Stored entries
________________________________________
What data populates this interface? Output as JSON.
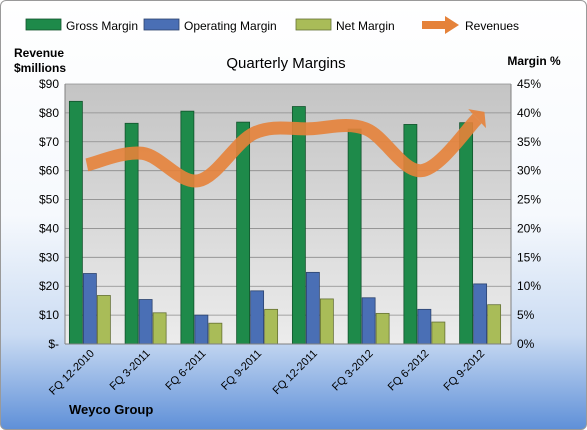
{
  "chart_data": {
    "type": "bar",
    "title": "Quarterly Margins",
    "ylabel_left": "Revenue $millions",
    "ylabel_right": "Margin %",
    "company": "Weyco Group",
    "categories": [
      "FQ 12-2010",
      "FQ 3-2011",
      "FQ 6-2011",
      "FQ 9-2011",
      "FQ 12-2011",
      "FQ 3-2012",
      "FQ 6-2012",
      "FQ 9-2012"
    ],
    "series": [
      {
        "name": "Gross Margin",
        "type": "bar",
        "axis": "right",
        "color": "#1e8a4a",
        "values": [
          42.0,
          38.2,
          40.3,
          38.4,
          41.1,
          37.2,
          38.0,
          38.3
        ]
      },
      {
        "name": "Operating Margin",
        "type": "bar",
        "axis": "right",
        "color": "#4a6fb5",
        "values": [
          12.2,
          7.7,
          5.0,
          9.2,
          12.4,
          8.0,
          6.0,
          10.4
        ]
      },
      {
        "name": "Net Margin",
        "type": "bar",
        "axis": "right",
        "color": "#a9bc58",
        "values": [
          8.4,
          5.4,
          3.6,
          6.0,
          7.8,
          5.3,
          3.8,
          6.8
        ]
      },
      {
        "name": "Revenues",
        "type": "line",
        "axis": "left",
        "color": "#e5823a",
        "values": [
          62.0,
          66.0,
          56.5,
          73.0,
          74.5,
          74.5,
          60.0,
          78.0
        ]
      }
    ],
    "y_left": {
      "min": 0,
      "max": 90,
      "step": 10,
      "ticks": [
        "$-",
        "$10",
        "$20",
        "$30",
        "$40",
        "$50",
        "$60",
        "$70",
        "$80",
        "$90"
      ]
    },
    "y_right": {
      "min": 0,
      "max": 45,
      "step": 5,
      "ticks": [
        "0%",
        "5%",
        "10%",
        "15%",
        "20%",
        "25%",
        "30%",
        "35%",
        "40%",
        "45%"
      ]
    },
    "grid": true,
    "legend_position": "top"
  }
}
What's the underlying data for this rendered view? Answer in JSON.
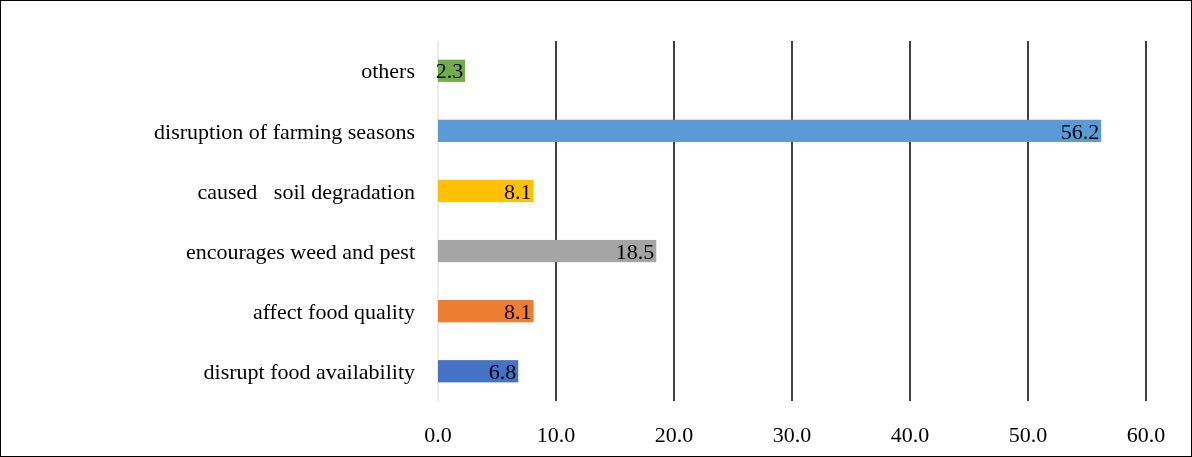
{
  "chart_data": {
    "type": "bar",
    "orientation": "horizontal",
    "categories": [
      "others",
      "disruption of farming seasons",
      "caused   soil degradation",
      "encourages weed and pest",
      "affect food quality",
      "disrupt food availability"
    ],
    "values": [
      2.3,
      56.2,
      8.1,
      18.5,
      8.1,
      6.8
    ],
    "colors": [
      "#70ad47",
      "#5b9bd5",
      "#ffc000",
      "#a5a5a5",
      "#ed7d31",
      "#4472c4"
    ],
    "xlim": [
      0,
      60
    ],
    "xticks": [
      {
        "value": 0,
        "label": "0.0"
      },
      {
        "value": 10,
        "label": "10.0"
      },
      {
        "value": 20,
        "label": "20.0"
      },
      {
        "value": 30,
        "label": "30.0"
      },
      {
        "value": 40,
        "label": "40.0"
      },
      {
        "value": 50,
        "label": "50.0"
      },
      {
        "value": 60,
        "label": "60.0"
      }
    ],
    "grid": "x",
    "data_labels": true
  }
}
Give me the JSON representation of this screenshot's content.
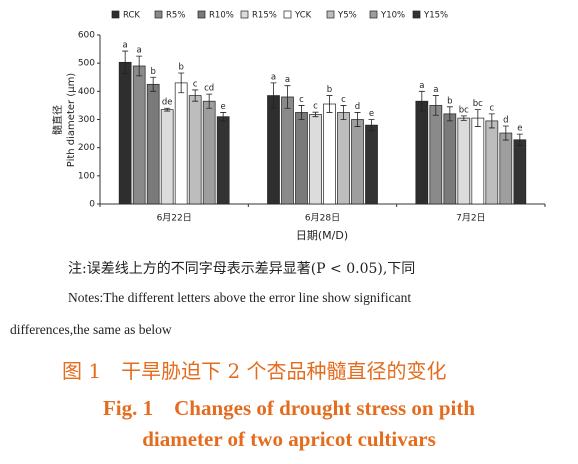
{
  "chart_data": {
    "type": "bar",
    "ylabel_cn": "髓直径",
    "ylabel": "Pith diameter (μm)",
    "xlabel": "日期(M/D)",
    "categories": [
      "6月22日",
      "6月28日",
      "7月2日"
    ],
    "ylim": [
      0,
      600
    ],
    "yticks": [
      0,
      100,
      200,
      300,
      400,
      500,
      600
    ],
    "series": [
      {
        "name": "RCK",
        "color": "#2e2e2e",
        "values": [
          503,
          385,
          365
        ],
        "errors": [
          40,
          45,
          35
        ],
        "letters": [
          "a",
          "a",
          "a"
        ]
      },
      {
        "name": "R5%",
        "color": "#8a8a8a",
        "values": [
          490,
          380,
          350
        ],
        "errors": [
          35,
          40,
          35
        ],
        "letters": [
          "a",
          "a",
          "a"
        ]
      },
      {
        "name": "R10%",
        "color": "#7a7a7a",
        "values": [
          425,
          325,
          320
        ],
        "errors": [
          25,
          25,
          25
        ],
        "letters": [
          "b",
          "c",
          "b"
        ]
      },
      {
        "name": "R15%",
        "color": "#dcdcdc",
        "values": [
          335,
          318,
          305
        ],
        "errors": [
          5,
          8,
          8
        ],
        "letters": [
          "de",
          "c",
          "bc"
        ]
      },
      {
        "name": "YCK",
        "color": "#ffffff",
        "values": [
          430,
          355,
          305
        ],
        "errors": [
          35,
          30,
          30
        ],
        "letters": [
          "b",
          "b",
          "bc"
        ]
      },
      {
        "name": "Y5%",
        "color": "#bdbdbd",
        "values": [
          385,
          325,
          295
        ],
        "errors": [
          20,
          25,
          25
        ],
        "letters": [
          "c",
          "c",
          "c"
        ]
      },
      {
        "name": "Y10%",
        "color": "#9e9e9e",
        "values": [
          365,
          300,
          252
        ],
        "errors": [
          25,
          25,
          25
        ],
        "letters": [
          "cd",
          "d",
          "d"
        ]
      },
      {
        "name": "Y15%",
        "color": "#333333",
        "values": [
          310,
          280,
          228
        ],
        "errors": [
          15,
          20,
          20
        ],
        "letters": [
          "e",
          "e",
          "e"
        ]
      }
    ]
  },
  "caption": {
    "note_cn": "注:误差线上方的不同字母表示差异显著(P < 0.05),下同",
    "note_en": [
      "Notes:The different letters above the error line show significant",
      "differences,the same as below"
    ],
    "figure_cn": "图 1　干旱胁迫下 2 个杏品种髓直径的变化",
    "figure_en": [
      "Fig. 1　Changes of drought stress on pith",
      "diameter of two apricot cultivars"
    ]
  }
}
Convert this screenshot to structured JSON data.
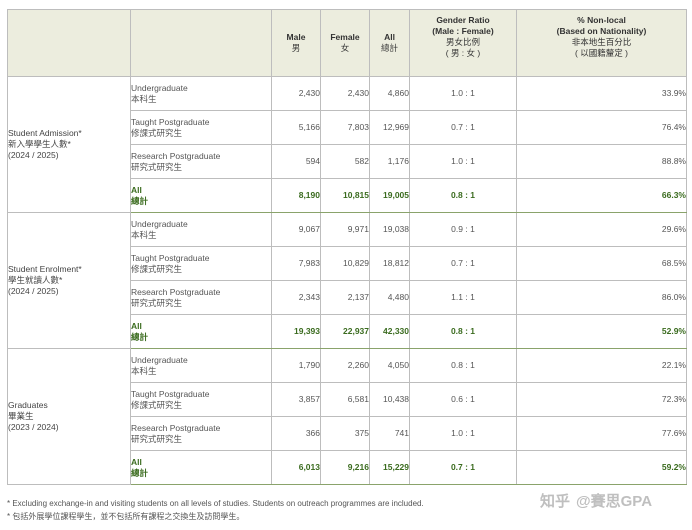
________________________________________
## Aim
Copy all of the entries verbatim, leaving out any pictures they contain.

## Exercise output
What data populates this interface? Output as JSON.
{
  "chart_data": {
    "type": "bar",
    "title": "Quarterly Margins",
    "ylabel_left": "Revenue $millions",
    "ylabel_right": "Margin %",
    "company": "Weyco Group",
    "categories": [
      "FQ 12-2010",
      "FQ 3-2011",
      "FQ 6-2011",
      "FQ 9-2011",
      "FQ 12-2011",
      "FQ 3-2012",
      "FQ 6-2012",
      "FQ 9-2012"
    ],
    "series": [
      {
        "name": "Gross Margin",
        "type": "bar",
        "axis": "right",
        "color": "#1e8a4a",
        "values": [
          42.0,
          38.2,
          40.3,
          38.4,
          41.1,
          37.2,
          38.0,
          38.3
        ]
      },
      {
        "name": "Operating Margin",
        "type": "bar",
        "axis": "right",
        "color": "#4a6fb5",
        "values": [
          12.2,
          7.7,
          5.0,
          9.2,
          12.4,
          8.0,
          6.0,
          10.4
        ]
      },
      {
        "name": "Net Margin",
        "type": "bar",
        "axis": "right",
        "color": "#a9bc58",
        "values": [
          8.4,
          5.4,
          3.6,
          6.0,
          7.8,
          5.3,
          3.8,
          6.8
        ]
      },
      {
        "name": "Revenues",
        "type": "line",
        "axis": "left",
        "color": "#e5823a",
        "values": [
          62.0,
          66.0,
          56.5,
          73.0,
          74.5,
          74.5,
          60.0,
          78.0
        ]
      }
    ],
    "y_left": {
      "min": 0,
      "max": 90,
      "step": 10,
      "ticks": [
        "$-",
        "$10",
        "$20",
        "$30",
        "$40",
        "$50",
        "$60",
        "$70",
        "$80",
        "$90"
      ]
    },
    "y_right": {
      "min": 0,
      "max": 45,
      "step": 5,
      "ticks": [
        "0%",
        "5%",
        "10%",
        "15%",
        "20%",
        "25%",
        "30%",
        "35%",
        "40%",
        "45%"
      ]
    },
    "grid": true,
    "legend_position": "top"
  }
}
What's the underlying data for this rendered view? Answer in JSON.
{
  "chart_data": {
    "type": "bar",
    "orientation": "horizontal",
    "categories": [
      "others",
      "disruption of farming seasons",
      "caused   soil degradation",
      "encourages weed and pest",
      "affect food quality",
      "disrupt food availability"
    ],
    "values": [
      2.3,
      56.2,
      8.1,
      18.5,
      8.1,
      6.8
    ],
    "colors": [
      "#70ad47",
      "#5b9bd5",
      "#ffc000",
      "#a5a5a5",
      "#ed7d31",
      "#4472c4"
    ],
    "xlim": [
      0,
      60
    ],
    "xticks": [
      {
        "value": 0,
        "label": "0.0"
      },
      {
        "value": 10,
        "label": "10.0"
      },
      {
        "value": 20,
        "label": "20.0"
      },
      {
        "value": 30,
        "label": "30.0"
      },
      {
        "value": 40,
        "label": "40.0"
      },
      {
        "value": 50,
        "label": "50.0"
      },
      {
        "value": 60,
        "label": "60.0"
      }
    ],
    "grid": "x",
    "data_labels": true
  }
}
Give me the JSON representation of this screenshot's content.
{
  "chart_data": {
    "type": "bar",
    "ylabel_cn": "髓直径",
    "ylabel": "Pith diameter (μm)",
    "xlabel": "日期(M/D)",
    "categories": [
      "6月22日",
      "6月28日",
      "7月2日"
    ],
    "ylim": [
      0,
      600
    ],
    "yticks": [
      0,
      100,
      200,
      300,
      400,
      500,
      600
    ],
    "series": [
      {
        "name": "RCK",
        "color": "#2e2e2e",
        "values": [
          503,
          385,
          365
        ],
        "errors": [
          40,
          45,
          35
        ],
        "letters": [
          "a",
          "a",
          "a"
        ]
      },
      {
        "name": "R5%",
        "color": "#8a8a8a",
        "values": [
          490,
          380,
          350
        ],
        "errors": [
          35,
          40,
          35
        ],
        "letters": [
          "a",
          "a",
          "a"
        ]
      },
      {
        "name": "R10%",
        "color": "#7a7a7a",
        "values": [
          425,
          325,
          320
        ],
        "errors": [
          25,
          25,
          25
        ],
        "letters": [
          "b",
          "c",
          "b"
        ]
      },
      {
        "name": "R15%",
        "color": "#dcdcdc",
        "values": [
          335,
          318,
          305
        ],
        "errors": [
          5,
          8,
          8
        ],
        "letters": [
          "de",
          "c",
          "bc"
        ]
      },
      {
        "name": "YCK",
        "color": "#ffffff",
        "values": [
          430,
          355,
          305
        ],
        "errors": [
          35,
          30,
          30
        ],
        "letters": [
          "b",
          "b",
          "bc"
        ]
      },
      {
        "name": "Y5%",
        "color": "#bdbdbd",
        "values": [
          385,
          325,
          295
        ],
        "errors": [
          20,
          25,
          25
        ],
        "letters": [
          "c",
          "c",
          "c"
        ]
      },
      {
        "name": "Y10%",
        "color": "#9e9e9e",
        "values": [
          365,
          300,
          252
        ],
        "errors": [
          25,
          25,
          25
        ],
        "letters": [
          "cd",
          "d",
          "d"
        ]
      },
      {
        "name": "Y15%",
        "color": "#333333",
        "values": [
          310,
          280,
          228
        ],
        "errors": [
          15,
          20,
          20
        ],
        "letters": [
          "e",
          "e",
          "e"
        ]
      }
    ]
  },
  "caption": {
    "note_cn": "注:误差线上方的不同字母表示差异显著(P < 0.05),下同",
    "note_en": [
      "Notes:The different letters above the error line show significant",
      "differences,the same as below"
    ],
    "figure_cn": "图 1　干旱胁迫下 2 个杏品种髓直径的变化",
    "figure_en": [
      "Fig. 1　Changes of drought stress on pith",
      "diameter of two apricot cultivars"
    ]
  }
}
Convert this screenshot to structured JSON data.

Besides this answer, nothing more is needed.